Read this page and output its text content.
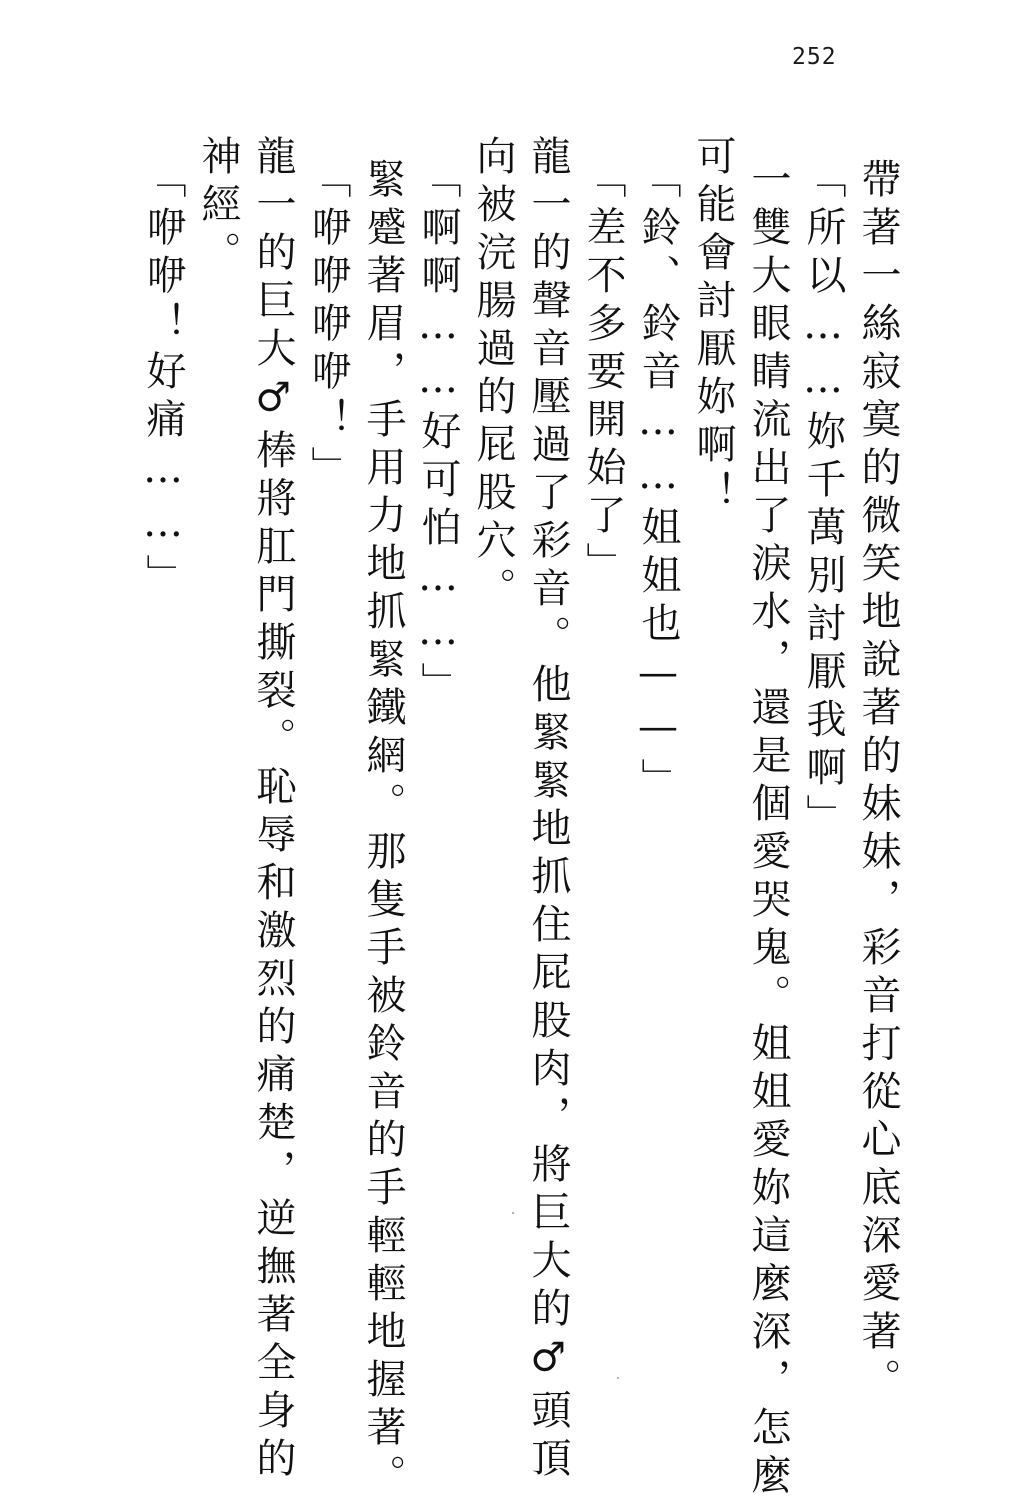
252
帶著一絲寂寞的微笑地說著的妹妹，彩音打從心底深愛著。
「所以……妳千萬別討厭我啊」
一雙大眼睛流出了淚水，還是個愛哭鬼。姐姐愛妳這麼深，怎麼
可能會討厭妳啊！
「鈴、鈴音……姐姐也——」
「差不多要開始了」
龍一的聲音壓過了彩音。他緊緊地抓住屁股肉，將巨大的♂頭頂
向被浣腸過的屁股穴。
「啊啊……好可怕……」
緊蹙著眉，手用力地抓緊鐵網。那隻手被鈴音的手輕輕地握著。
「咿咿咿咿！」
龍一的巨大♂棒將肛門撕裂。恥辱和激烈的痛楚，逆撫著全身的
神經。
「咿咿！好痛……」
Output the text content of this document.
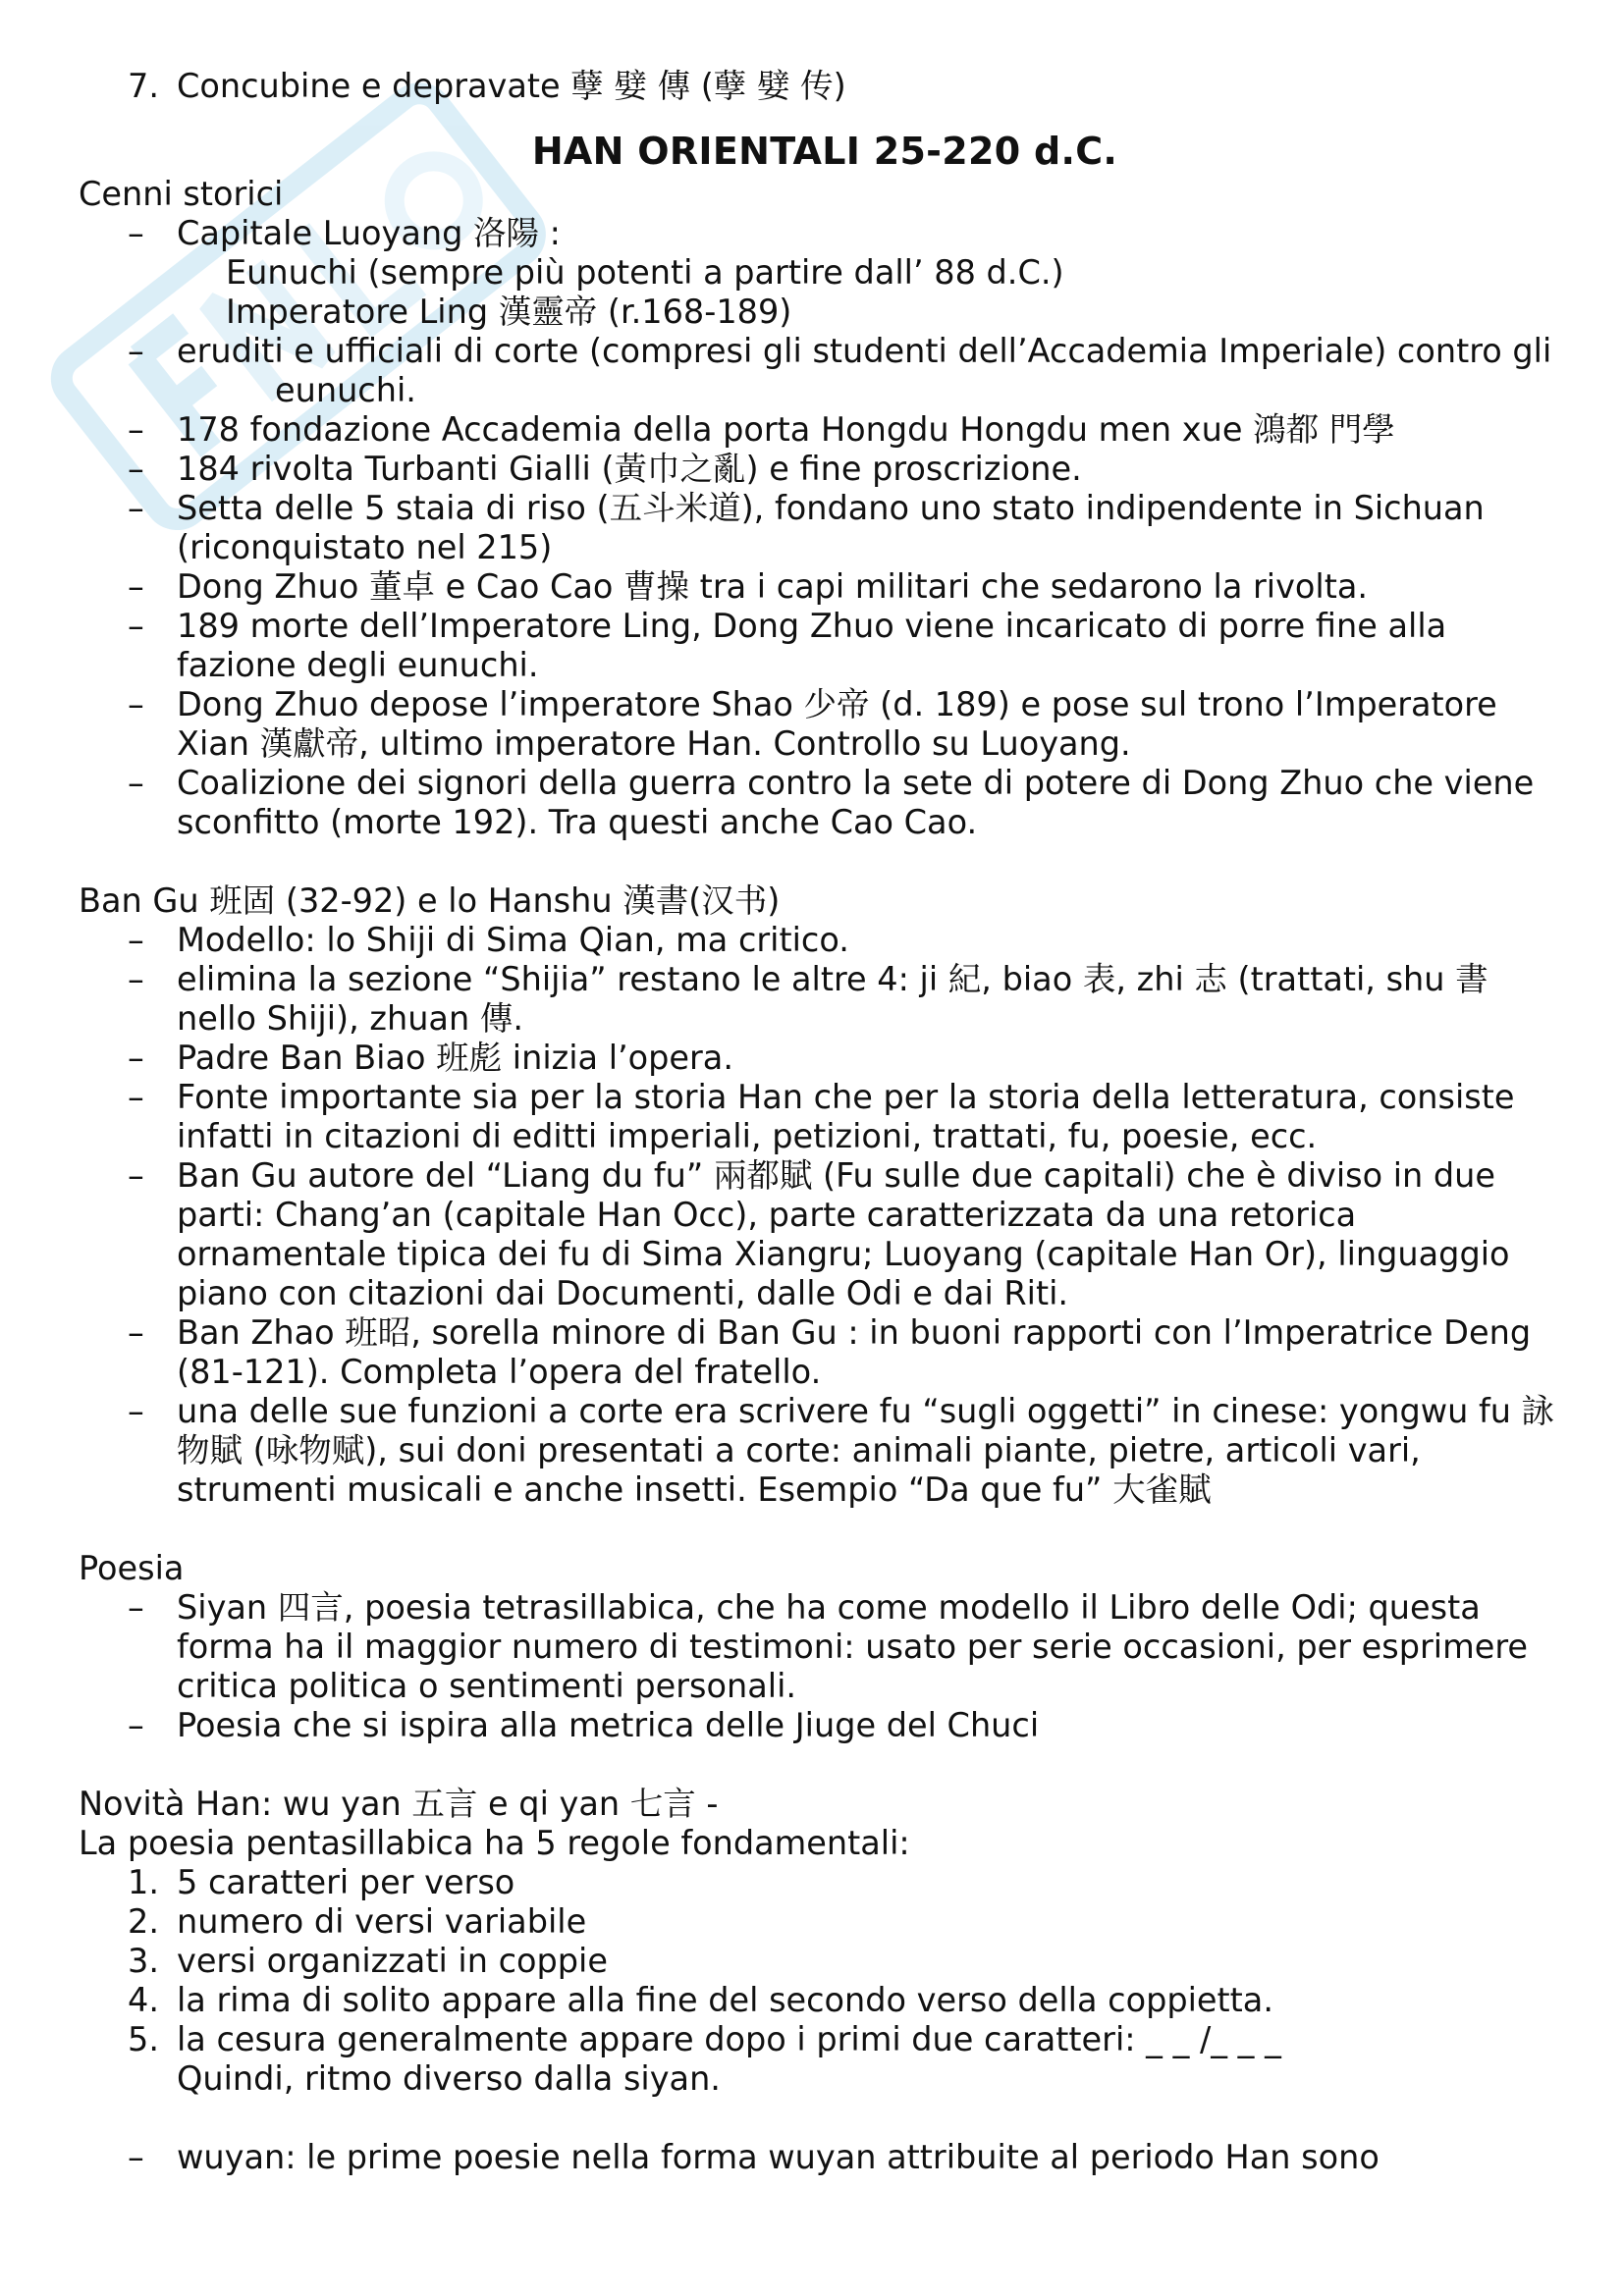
7. Concubine e depravate 孽 嬖 傳 (孽 嬖 传)
HAN ORIENTALI 25-220 d.C.

Cenni storici

– Capitale Luoyang 洛陽 :
Eunuchi (sempre più potenti a partire dall’ 88 d.C.)
Imperatore Ling 漢靈帝 (r.168-189)
– eruditi e ufficiali di corte (compresi gli studenti dell’Accademia Imperiale) contro gli
eunuchi.
– 178 fondazione Accademia della porta Hongdu Hongdu men xue 鴻都 門學
– 184 rivolta Turbanti Gialli (黃巾之亂) e fine proscrizione.
– Setta delle 5 staia di riso (五斗米道), fondano uno stato indipendente in Sichuan (riconquistato nel 215)
– Dong Zhuo 董卓 e Cao Cao 曹操 tra i capi militari che sedarono la rivolta.
– 189 morte dell’Imperatore Ling, Dong Zhuo viene incaricato di porre fine alla fazione degli eunuchi.
– Dong Zhuo depose l’imperatore Shao 少帝 (d. 189) e pose sul trono l’Imperatore Xian 漢獻帝, ultimo imperatore Han. Controllo su Luoyang.
– Coalizione dei signori della guerra contro la sete di potere di Dong Zhuo che viene sconfitto (morte 192). Tra questi anche Cao Cao.

Ban Gu 班固 (32-92) e lo Hanshu 漢書(汉书)

– Modello: lo Shiji di Sima Qian, ma critico.
– elimina la sezione “Shijia” restano le altre 4: ji 紀, biao 表, zhi 志 (trattati, shu 書 nello Shiji), zhuan 傳.
– Padre Ban Biao 班彪 inizia l’opera.
– Fonte importante sia per la storia Han che per la storia della letteratura, consiste infatti in citazioni di editti imperiali, petizioni, trattati, fu, poesie, ecc.
– Ban Gu autore del “Liang du fu” 兩都賦 (Fu sulle due capitali) che è diviso in due parti: Chang’an (capitale Han Occ), parte caratterizzata da una retorica ornamentale tipica dei fu di Sima Xiangru; Luoyang (capitale Han Or), linguaggio piano con citazioni dai Documenti, dalle Odi e dai Riti.
– Ban Zhao 班昭, sorella minore di Ban Gu : in buoni rapporti con l’Imperatrice Deng (81-121). Completa l’opera del fratello.
– una delle sue funzioni a corte era scrivere fu “sugli oggetti” in cinese: yongwu fu 詠物賦 (咏物赋), sui doni presentati a corte: animali piante, pietre, articoli vari, strumenti musicali e anche insetti. Esempio “Da que fu” 大雀賦

Poesia

– Siyan 四言, poesia tetrasillabica, che ha come modello il Libro delle Odi; questa forma ha il maggior numero di testimoni: usato per serie occasioni, per esprimere critica politica o sentimenti personali.
– Poesia che si ispira alla metrica delle Jiuge del Chuci

Novità Han: wu yan 五言 e qi yan 七言 -

La poesia pentasillabica ha 5 regole fondamentali:

1. 5 caratteri per verso
2. numero di versi variabile
3. versi organizzati in coppie
4. la rima di solito appare alla fine del secondo verso della coppietta.
5. la cesura generalmente appare dopo i primi due caratteri: _ _ /_ _ _
Quindi, ritmo diverso dalla siyan.
– wuyan: le prime poesie nella forma wuyan attribuite al periodo Han sono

----

--- Work to be completed ---
Which lines hold the string "text"? Copy all of them from the data above.

--- Task output ---
Read this page and output its text content.
Output the text content of this document.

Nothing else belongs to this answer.